── Records supplied ──

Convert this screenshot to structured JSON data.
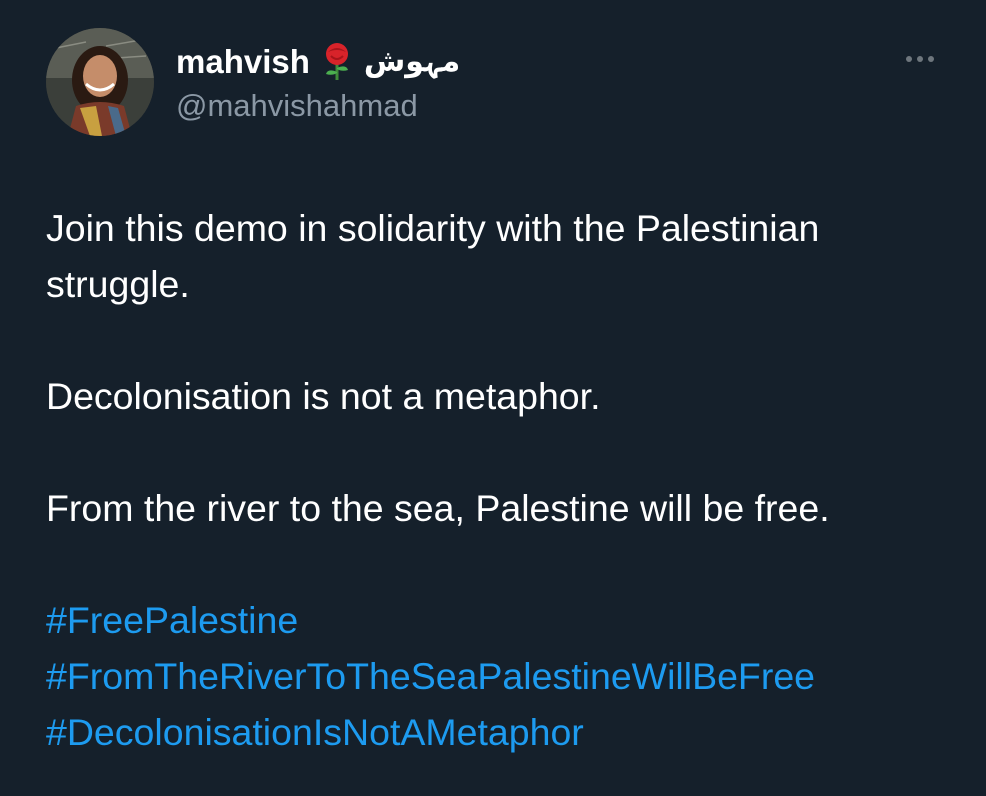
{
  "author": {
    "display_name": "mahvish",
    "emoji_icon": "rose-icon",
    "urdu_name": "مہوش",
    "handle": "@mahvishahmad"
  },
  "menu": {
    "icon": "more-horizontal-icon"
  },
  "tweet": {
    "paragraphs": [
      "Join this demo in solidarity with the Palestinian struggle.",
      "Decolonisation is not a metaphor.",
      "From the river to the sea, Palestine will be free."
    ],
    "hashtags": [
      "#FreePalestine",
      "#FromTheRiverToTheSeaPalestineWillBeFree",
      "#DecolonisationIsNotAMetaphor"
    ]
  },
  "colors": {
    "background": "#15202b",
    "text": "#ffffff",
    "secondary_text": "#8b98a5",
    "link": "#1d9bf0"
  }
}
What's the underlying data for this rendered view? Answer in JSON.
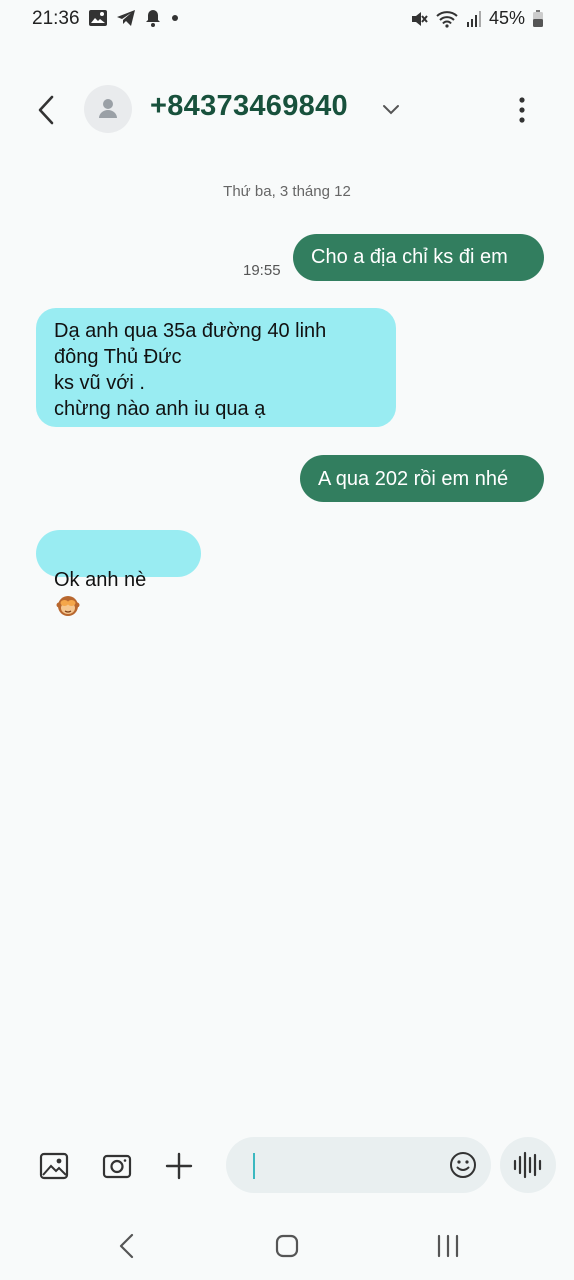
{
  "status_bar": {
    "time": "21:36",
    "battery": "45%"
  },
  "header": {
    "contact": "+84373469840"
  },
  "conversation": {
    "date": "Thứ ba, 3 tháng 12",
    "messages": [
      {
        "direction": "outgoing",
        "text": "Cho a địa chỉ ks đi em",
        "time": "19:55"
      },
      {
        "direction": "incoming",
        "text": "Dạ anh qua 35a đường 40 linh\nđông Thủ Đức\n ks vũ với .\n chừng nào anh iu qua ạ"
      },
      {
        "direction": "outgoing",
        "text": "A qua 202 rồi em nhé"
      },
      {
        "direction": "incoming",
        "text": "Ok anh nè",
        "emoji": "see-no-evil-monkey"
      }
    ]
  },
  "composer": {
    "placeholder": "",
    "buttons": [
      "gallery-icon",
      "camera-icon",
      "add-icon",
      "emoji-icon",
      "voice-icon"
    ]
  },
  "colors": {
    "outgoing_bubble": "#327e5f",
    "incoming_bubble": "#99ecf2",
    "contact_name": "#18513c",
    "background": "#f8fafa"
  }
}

───
── Records supplied ──

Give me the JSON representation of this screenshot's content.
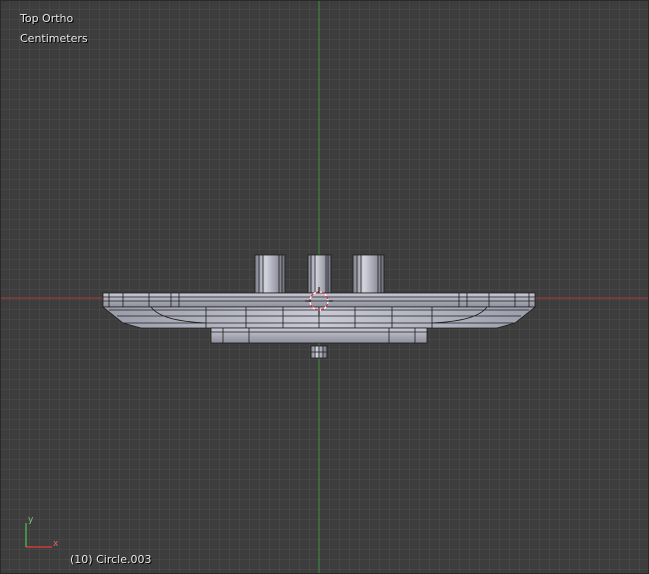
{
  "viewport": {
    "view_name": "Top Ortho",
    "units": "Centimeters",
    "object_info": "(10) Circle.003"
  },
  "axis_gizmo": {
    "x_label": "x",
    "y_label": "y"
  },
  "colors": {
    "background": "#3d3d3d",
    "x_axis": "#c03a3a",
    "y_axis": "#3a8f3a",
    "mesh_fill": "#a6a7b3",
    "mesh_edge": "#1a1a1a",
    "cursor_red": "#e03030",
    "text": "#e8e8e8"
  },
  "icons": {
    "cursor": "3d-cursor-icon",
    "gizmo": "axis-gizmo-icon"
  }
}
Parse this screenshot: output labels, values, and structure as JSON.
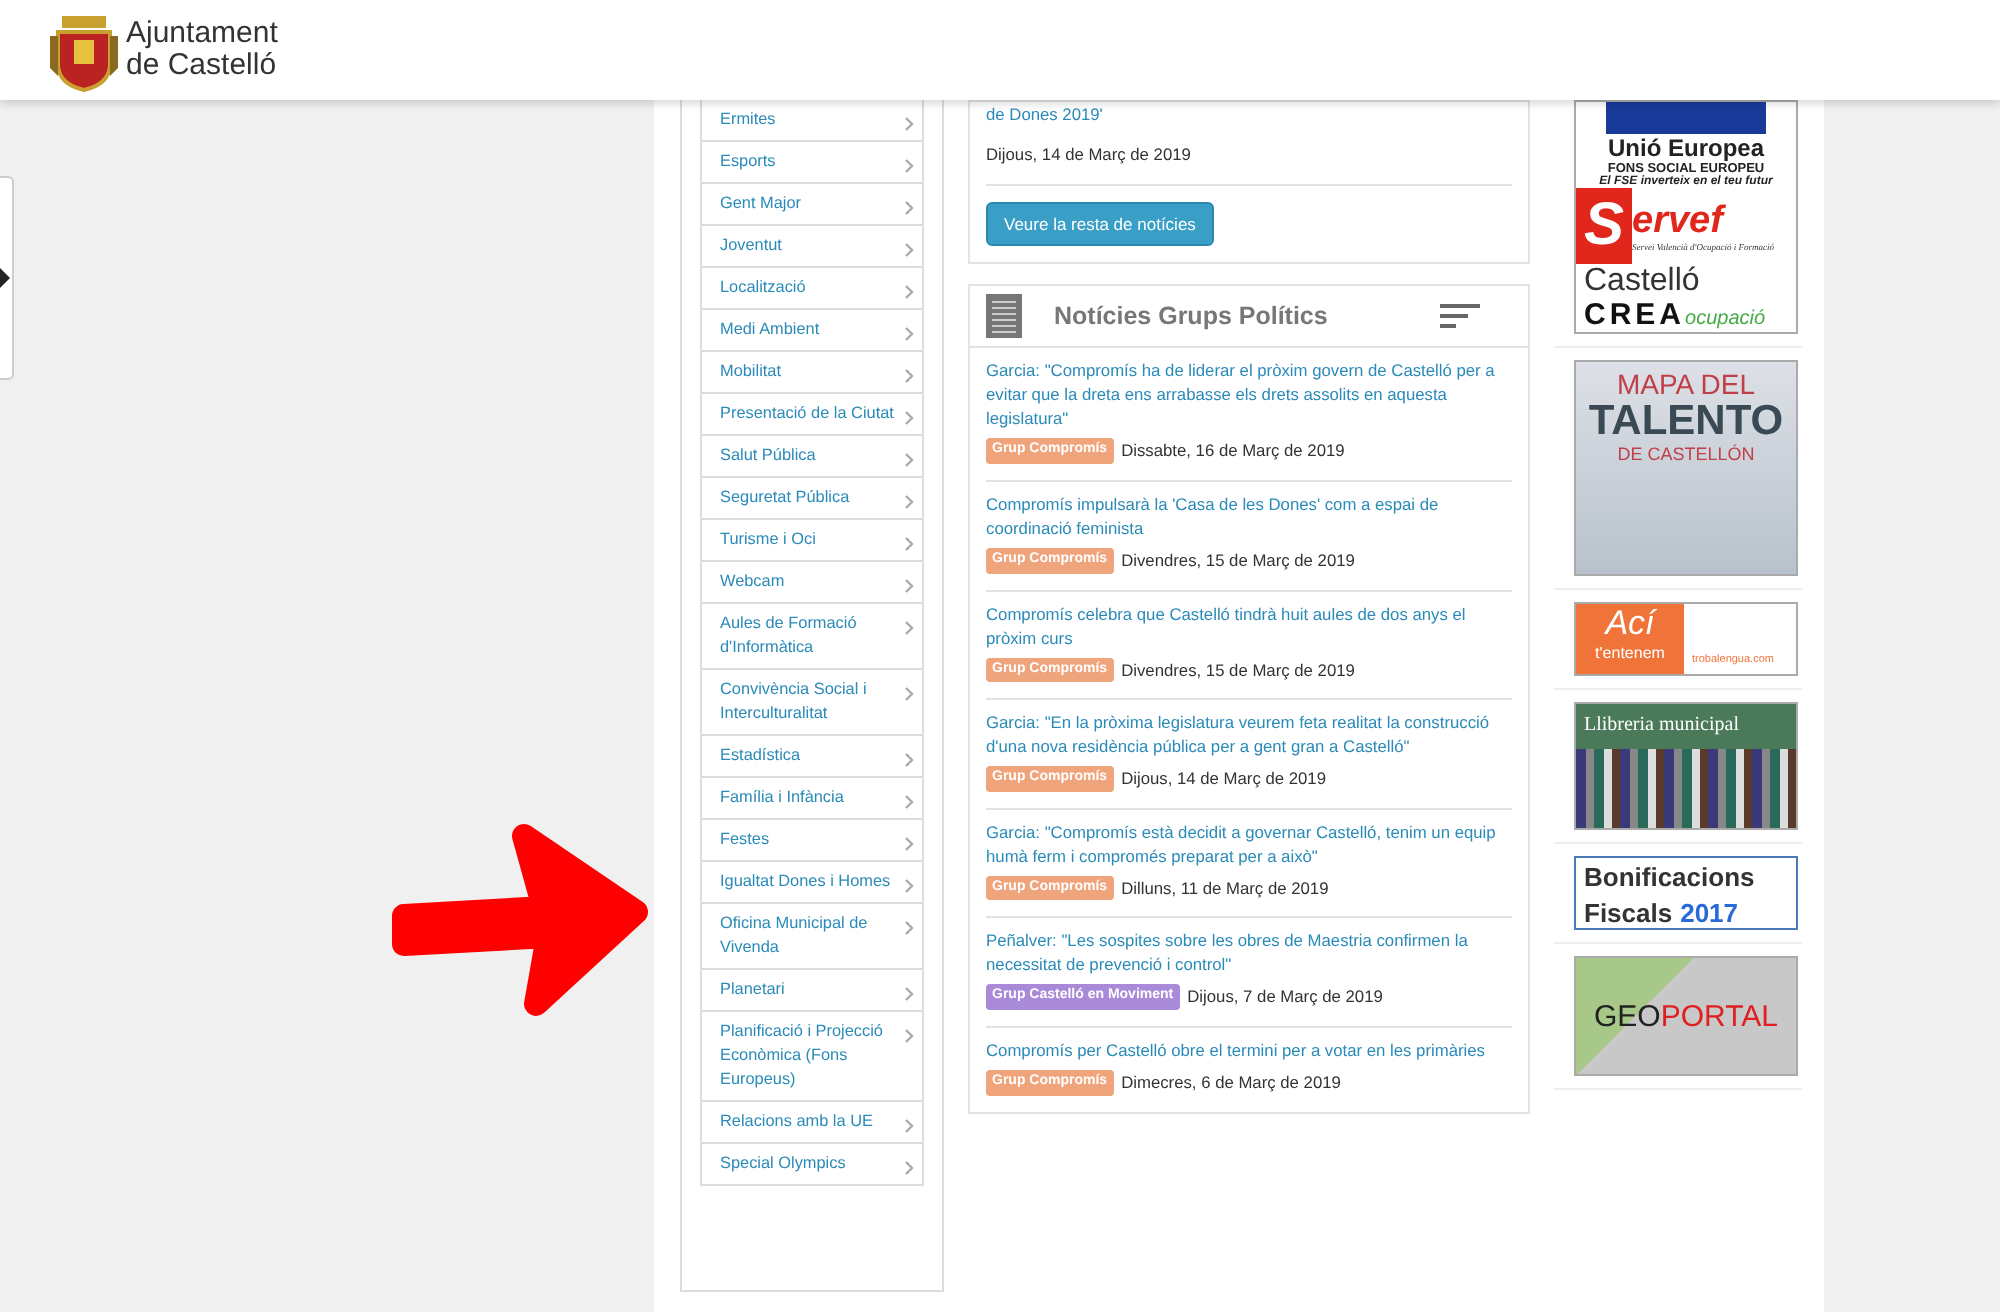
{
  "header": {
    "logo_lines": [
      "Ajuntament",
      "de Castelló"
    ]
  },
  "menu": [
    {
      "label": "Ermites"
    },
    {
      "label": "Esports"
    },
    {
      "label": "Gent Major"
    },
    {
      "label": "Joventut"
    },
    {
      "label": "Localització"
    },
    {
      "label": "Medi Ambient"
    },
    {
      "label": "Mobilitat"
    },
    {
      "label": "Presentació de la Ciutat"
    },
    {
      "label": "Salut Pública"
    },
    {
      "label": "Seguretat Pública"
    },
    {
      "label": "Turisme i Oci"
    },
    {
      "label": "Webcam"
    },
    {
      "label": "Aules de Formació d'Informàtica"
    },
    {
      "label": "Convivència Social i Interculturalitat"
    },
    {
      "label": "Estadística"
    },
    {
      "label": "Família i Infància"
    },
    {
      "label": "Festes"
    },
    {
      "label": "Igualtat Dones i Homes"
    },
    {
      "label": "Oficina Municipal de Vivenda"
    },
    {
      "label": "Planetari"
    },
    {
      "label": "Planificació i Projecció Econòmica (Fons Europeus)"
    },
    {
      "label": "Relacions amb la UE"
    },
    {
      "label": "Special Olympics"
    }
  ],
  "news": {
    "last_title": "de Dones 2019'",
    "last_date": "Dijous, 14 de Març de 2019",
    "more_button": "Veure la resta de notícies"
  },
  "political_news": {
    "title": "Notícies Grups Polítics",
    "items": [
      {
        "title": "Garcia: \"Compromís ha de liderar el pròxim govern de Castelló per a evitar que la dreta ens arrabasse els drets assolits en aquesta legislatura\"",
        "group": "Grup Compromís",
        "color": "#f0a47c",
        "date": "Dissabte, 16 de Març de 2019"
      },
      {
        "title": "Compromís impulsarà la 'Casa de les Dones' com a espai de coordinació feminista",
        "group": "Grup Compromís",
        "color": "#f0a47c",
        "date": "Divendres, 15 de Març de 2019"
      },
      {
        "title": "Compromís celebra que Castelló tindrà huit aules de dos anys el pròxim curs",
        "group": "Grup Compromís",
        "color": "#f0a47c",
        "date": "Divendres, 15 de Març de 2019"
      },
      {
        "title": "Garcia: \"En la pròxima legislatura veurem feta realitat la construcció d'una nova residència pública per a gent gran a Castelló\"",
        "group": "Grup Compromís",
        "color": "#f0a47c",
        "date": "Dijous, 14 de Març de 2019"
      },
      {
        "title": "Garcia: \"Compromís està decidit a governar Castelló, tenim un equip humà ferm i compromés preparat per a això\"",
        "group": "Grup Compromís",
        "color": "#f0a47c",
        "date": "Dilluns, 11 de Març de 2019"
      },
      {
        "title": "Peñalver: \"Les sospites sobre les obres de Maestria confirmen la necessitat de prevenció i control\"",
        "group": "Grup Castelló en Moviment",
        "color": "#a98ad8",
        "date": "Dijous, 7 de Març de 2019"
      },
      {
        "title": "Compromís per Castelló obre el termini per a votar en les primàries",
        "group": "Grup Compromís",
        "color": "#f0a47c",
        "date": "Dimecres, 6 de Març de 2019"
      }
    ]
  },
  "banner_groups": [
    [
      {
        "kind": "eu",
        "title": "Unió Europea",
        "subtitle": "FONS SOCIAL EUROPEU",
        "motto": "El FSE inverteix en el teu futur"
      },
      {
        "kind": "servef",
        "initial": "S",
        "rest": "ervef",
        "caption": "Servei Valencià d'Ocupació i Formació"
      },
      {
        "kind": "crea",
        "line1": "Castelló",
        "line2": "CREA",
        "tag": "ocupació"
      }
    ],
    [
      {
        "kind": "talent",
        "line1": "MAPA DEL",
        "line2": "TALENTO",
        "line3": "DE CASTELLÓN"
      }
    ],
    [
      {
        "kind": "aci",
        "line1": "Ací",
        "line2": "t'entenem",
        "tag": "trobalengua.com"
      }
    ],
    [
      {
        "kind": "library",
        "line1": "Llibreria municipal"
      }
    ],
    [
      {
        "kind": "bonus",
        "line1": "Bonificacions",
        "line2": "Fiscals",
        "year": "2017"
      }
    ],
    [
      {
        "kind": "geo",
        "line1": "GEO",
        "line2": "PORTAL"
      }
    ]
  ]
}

───

Task to complete >> List all lines above in which the string "Març" appears.

Result for this task >>
    "last_date": "Dijous, 14 de Març de 2019",
        "date": "Dissabte, 16 de Març de 2019"
        "date": "Divendres, 15 de Març de 2019"
        "date": "Divendres, 15 de Març de 2019"
        "date": "Dijous, 14 de Març de 2019"
        "date": "Dilluns, 11 de Març de 2019"
        "date": "Dijous, 7 de Març de 2019"
        "date": "Dimecres, 6 de Març de 2019"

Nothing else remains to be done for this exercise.